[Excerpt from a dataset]
◇ ◇ ◇ ◇ ◇
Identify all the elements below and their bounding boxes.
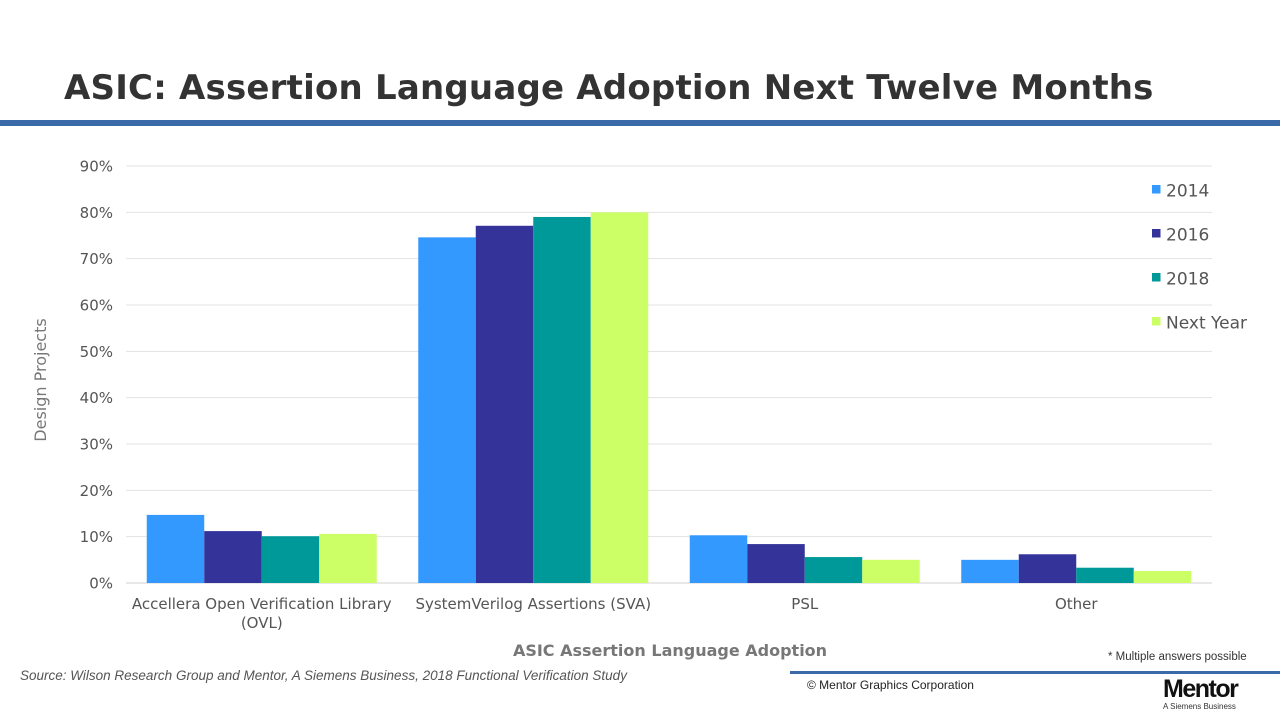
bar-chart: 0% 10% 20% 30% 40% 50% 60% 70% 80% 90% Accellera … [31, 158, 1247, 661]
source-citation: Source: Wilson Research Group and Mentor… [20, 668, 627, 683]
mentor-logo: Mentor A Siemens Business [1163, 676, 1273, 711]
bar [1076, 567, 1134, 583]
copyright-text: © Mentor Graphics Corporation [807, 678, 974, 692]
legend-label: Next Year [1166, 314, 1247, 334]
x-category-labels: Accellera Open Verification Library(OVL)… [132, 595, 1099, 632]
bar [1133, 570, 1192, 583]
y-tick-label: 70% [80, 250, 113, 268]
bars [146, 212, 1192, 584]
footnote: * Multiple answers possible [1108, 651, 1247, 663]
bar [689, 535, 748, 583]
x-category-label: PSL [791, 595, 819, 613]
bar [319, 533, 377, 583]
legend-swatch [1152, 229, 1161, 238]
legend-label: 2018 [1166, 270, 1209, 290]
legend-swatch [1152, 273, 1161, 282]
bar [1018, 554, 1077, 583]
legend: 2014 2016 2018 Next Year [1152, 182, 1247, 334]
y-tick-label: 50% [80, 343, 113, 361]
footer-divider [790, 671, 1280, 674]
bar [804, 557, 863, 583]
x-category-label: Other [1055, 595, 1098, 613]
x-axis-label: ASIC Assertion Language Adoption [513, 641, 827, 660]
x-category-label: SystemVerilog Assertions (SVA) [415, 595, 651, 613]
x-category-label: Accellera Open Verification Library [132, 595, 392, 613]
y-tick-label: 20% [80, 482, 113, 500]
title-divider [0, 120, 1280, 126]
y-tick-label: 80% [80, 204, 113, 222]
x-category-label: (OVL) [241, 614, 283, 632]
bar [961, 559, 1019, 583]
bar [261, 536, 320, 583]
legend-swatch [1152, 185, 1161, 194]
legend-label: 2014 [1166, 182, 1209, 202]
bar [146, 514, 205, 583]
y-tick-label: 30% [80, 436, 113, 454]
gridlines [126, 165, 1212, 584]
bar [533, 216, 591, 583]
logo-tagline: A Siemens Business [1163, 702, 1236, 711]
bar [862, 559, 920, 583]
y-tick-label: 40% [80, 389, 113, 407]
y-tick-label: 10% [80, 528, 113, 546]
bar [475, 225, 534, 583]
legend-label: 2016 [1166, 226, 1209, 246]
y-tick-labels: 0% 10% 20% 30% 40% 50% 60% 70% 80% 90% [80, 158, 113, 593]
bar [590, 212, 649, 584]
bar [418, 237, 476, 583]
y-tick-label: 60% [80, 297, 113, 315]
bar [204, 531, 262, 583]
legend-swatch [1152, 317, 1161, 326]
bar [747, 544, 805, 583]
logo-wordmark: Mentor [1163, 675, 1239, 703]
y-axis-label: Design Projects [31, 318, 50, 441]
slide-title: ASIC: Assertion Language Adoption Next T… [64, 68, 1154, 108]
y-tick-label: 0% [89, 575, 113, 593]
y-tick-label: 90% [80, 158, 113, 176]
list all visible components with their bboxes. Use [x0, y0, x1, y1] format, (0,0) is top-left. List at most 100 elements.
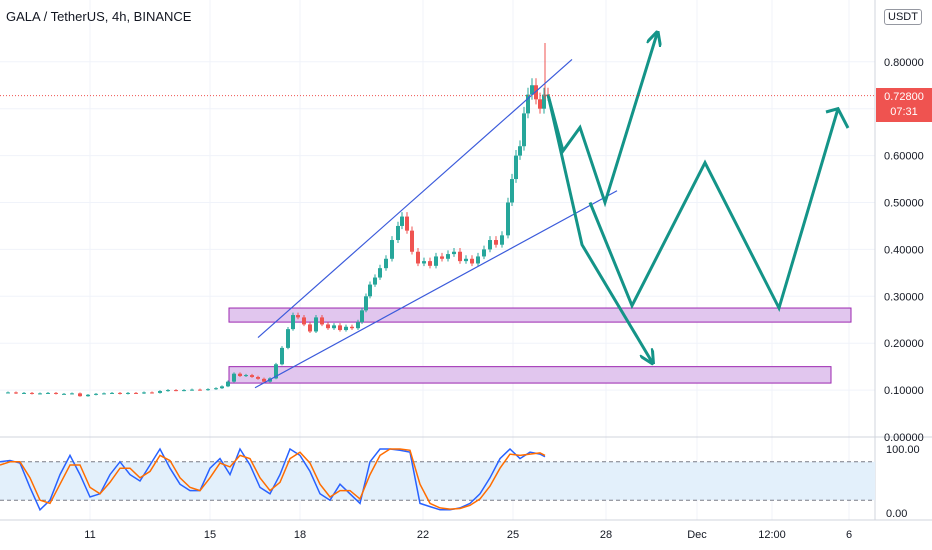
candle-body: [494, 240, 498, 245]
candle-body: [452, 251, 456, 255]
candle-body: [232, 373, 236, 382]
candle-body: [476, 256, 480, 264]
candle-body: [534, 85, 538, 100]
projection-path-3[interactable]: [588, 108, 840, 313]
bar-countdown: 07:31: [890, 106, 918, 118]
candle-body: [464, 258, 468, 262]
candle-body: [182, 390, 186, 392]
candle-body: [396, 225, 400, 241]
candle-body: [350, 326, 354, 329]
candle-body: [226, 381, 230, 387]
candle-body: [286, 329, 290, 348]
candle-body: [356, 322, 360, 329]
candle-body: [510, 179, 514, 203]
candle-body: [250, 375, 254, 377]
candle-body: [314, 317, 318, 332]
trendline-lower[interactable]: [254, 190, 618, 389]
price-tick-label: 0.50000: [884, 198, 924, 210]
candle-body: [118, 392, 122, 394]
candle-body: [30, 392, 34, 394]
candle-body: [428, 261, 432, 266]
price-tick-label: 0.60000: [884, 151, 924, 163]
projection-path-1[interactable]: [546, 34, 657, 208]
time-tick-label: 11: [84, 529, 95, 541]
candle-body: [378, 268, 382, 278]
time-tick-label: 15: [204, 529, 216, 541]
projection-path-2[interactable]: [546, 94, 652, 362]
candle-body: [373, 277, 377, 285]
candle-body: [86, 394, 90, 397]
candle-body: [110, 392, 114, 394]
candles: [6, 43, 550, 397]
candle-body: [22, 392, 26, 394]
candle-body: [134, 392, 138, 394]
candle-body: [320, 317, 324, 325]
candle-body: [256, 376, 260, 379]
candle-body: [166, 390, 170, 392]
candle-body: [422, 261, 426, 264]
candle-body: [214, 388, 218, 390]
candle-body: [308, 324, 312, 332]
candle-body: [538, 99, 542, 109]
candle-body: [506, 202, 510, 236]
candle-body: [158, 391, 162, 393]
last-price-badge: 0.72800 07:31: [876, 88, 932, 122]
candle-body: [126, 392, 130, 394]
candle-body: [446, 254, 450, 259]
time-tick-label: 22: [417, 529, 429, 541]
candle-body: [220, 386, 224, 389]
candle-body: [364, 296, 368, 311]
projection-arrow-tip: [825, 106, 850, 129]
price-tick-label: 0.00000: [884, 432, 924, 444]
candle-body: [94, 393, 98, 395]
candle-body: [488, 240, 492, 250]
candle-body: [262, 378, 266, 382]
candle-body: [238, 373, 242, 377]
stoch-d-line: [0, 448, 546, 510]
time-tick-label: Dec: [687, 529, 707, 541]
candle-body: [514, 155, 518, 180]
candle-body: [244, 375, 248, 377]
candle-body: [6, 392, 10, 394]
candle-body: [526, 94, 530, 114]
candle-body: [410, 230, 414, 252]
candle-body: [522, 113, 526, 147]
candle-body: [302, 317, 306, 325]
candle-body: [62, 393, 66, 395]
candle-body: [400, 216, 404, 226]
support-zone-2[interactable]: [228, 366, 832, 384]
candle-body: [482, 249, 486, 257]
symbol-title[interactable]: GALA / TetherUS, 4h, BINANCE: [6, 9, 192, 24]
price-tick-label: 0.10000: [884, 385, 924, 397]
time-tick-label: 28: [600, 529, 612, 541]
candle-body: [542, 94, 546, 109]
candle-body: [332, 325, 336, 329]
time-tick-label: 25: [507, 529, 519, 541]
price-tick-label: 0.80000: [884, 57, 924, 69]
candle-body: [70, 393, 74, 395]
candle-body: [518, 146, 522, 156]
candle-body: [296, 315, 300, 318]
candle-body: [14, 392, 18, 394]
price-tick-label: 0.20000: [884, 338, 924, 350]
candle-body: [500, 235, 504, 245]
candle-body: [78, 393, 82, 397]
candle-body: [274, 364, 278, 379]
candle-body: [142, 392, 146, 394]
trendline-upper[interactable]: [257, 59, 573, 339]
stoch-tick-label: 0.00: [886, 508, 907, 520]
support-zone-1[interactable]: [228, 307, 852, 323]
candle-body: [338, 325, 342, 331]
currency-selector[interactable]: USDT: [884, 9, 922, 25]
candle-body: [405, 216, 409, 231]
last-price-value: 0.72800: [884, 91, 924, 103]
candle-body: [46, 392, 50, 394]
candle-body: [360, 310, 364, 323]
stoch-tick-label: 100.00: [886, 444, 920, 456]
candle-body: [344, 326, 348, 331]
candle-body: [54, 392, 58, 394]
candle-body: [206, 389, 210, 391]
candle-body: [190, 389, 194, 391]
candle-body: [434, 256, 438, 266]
◇ ◇ ◇ ◇ ◇
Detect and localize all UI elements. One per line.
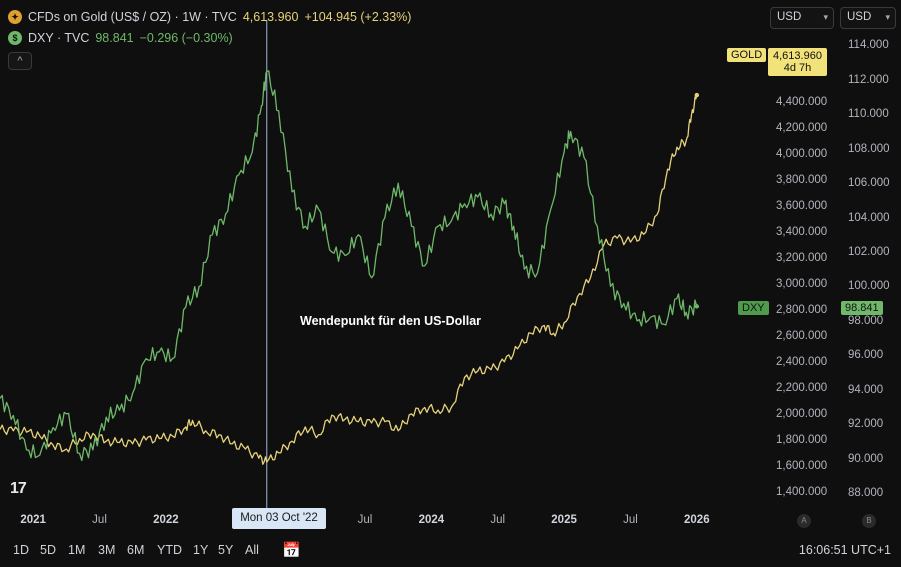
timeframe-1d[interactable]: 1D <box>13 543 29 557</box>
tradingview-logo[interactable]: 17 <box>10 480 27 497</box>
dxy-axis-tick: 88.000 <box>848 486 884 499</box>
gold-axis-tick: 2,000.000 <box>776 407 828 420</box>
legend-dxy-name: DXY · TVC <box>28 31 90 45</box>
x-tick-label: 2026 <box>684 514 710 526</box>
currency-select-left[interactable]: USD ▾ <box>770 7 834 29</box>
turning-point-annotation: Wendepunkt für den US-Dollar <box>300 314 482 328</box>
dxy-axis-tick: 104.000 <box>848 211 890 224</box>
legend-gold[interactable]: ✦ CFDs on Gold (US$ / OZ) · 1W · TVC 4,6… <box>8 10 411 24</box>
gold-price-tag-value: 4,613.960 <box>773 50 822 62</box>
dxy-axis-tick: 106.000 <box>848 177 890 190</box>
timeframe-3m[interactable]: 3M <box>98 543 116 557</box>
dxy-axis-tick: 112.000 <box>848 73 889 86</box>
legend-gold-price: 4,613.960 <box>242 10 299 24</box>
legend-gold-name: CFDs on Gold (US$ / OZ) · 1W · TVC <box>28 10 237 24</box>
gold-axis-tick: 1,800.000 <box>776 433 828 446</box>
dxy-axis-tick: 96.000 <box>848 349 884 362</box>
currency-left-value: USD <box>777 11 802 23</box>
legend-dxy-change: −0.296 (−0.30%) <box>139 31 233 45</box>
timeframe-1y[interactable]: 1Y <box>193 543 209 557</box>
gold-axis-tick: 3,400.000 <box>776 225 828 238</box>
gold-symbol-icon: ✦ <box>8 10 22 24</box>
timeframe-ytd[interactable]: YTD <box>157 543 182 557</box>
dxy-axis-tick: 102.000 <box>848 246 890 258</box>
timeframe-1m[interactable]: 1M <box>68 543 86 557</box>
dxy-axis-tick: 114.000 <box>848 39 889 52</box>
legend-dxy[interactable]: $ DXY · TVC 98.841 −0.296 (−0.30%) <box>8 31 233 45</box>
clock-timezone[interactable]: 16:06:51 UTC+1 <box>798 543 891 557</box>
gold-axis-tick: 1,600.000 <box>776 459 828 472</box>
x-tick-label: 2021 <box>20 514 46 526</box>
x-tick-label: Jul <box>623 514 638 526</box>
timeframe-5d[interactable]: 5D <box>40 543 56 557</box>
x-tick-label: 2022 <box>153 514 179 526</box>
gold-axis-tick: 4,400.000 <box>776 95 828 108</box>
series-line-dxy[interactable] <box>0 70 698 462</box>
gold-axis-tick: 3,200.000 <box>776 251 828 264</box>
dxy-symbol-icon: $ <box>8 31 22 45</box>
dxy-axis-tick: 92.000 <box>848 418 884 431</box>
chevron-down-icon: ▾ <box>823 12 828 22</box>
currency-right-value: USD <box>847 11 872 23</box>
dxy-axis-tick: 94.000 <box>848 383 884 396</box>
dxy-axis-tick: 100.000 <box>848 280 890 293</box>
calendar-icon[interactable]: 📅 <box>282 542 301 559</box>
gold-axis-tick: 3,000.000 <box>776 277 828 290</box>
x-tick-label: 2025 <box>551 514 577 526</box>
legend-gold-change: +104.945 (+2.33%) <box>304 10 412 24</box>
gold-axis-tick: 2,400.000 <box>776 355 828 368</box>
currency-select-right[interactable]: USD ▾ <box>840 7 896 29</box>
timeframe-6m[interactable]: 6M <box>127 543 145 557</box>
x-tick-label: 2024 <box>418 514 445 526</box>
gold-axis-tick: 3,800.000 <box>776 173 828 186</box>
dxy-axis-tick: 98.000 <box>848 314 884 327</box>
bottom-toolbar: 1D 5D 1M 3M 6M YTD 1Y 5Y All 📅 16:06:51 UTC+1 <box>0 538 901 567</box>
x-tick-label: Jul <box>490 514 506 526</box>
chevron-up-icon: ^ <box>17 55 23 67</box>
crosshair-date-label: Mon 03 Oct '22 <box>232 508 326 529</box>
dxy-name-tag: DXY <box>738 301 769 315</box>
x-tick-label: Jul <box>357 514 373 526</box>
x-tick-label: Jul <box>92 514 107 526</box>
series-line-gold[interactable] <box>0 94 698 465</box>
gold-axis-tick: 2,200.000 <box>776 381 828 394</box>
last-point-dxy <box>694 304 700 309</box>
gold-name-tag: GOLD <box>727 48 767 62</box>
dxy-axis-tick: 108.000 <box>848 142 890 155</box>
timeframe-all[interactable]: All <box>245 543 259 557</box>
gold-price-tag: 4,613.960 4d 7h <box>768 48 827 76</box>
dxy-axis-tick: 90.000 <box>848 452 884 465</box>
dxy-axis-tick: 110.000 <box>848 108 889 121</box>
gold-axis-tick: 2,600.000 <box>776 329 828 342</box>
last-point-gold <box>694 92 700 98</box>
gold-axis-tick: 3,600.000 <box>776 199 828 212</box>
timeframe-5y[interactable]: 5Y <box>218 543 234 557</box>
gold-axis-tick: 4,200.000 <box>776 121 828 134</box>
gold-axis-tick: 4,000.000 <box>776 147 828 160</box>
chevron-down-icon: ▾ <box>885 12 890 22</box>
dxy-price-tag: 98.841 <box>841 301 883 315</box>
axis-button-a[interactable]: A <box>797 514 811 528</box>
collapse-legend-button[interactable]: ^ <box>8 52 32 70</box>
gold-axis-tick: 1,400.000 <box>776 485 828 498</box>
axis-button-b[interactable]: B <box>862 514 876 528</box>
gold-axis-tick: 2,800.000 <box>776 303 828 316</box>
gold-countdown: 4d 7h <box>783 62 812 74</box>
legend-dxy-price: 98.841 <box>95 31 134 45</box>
◇ ◇ ◇ ◇ ◇
Return the lines of the records from the line containing "candle-body: [494, 240, 498, 245]" through the line containing "candle-body: [250, 375, 254, 377]", inclusive, reproduced without alteration.

- **Answer in full**:
candle-body: [494, 240, 498, 245]
candle-body: [452, 251, 456, 255]
candle-body: [232, 373, 236, 382]
candle-body: [476, 256, 480, 264]
candle-body: [534, 85, 538, 100]
projection-path-3[interactable]: [588, 108, 840, 313]
bar-countdown: 07:31: [890, 106, 918, 118]
candle-body: [464, 258, 468, 262]
candle-body: [182, 390, 186, 392]
candle-body: [396, 225, 400, 241]
candle-body: [350, 326, 354, 329]
candle-body: [226, 381, 230, 387]
candle-body: [286, 329, 290, 348]
candle-body: [356, 322, 360, 329]
candle-body: [510, 179, 514, 203]
candle-body: [250, 375, 254, 377]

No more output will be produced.